Take each line that has the word "участников" and return it.

RAW RECORDS:
★ ★ ★ ★ ★ ★ ★

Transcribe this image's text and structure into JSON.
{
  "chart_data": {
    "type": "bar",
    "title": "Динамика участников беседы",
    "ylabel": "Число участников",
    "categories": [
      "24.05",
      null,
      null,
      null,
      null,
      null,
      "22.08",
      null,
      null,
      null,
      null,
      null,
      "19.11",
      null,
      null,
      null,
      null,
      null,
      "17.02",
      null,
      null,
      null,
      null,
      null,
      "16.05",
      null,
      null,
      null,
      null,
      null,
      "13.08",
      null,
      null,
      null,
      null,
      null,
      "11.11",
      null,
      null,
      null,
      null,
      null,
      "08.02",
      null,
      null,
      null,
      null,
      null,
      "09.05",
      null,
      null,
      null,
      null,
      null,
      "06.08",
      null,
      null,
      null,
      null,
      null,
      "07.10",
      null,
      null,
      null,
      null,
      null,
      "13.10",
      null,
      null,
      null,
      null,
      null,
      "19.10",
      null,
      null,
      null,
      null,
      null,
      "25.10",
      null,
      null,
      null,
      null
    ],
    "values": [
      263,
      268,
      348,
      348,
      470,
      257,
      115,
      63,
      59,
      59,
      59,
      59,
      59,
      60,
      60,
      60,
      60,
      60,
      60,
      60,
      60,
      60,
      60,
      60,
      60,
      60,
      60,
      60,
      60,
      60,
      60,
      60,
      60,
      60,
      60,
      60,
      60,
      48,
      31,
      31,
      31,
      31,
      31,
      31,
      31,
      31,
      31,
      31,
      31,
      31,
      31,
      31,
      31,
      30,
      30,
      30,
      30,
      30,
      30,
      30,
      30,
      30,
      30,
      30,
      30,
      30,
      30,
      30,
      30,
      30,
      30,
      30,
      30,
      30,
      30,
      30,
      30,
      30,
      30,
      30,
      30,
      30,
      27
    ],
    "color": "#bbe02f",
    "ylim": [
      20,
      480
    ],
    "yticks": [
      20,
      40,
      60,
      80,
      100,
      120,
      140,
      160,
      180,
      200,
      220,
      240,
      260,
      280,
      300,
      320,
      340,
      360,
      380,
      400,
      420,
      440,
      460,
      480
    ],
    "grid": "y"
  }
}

★ ★ ★ ★ ★ ★ ★

FINAL RESULT:
    "title": "Динамика участников беседы",
    "ylabel": "Число участников",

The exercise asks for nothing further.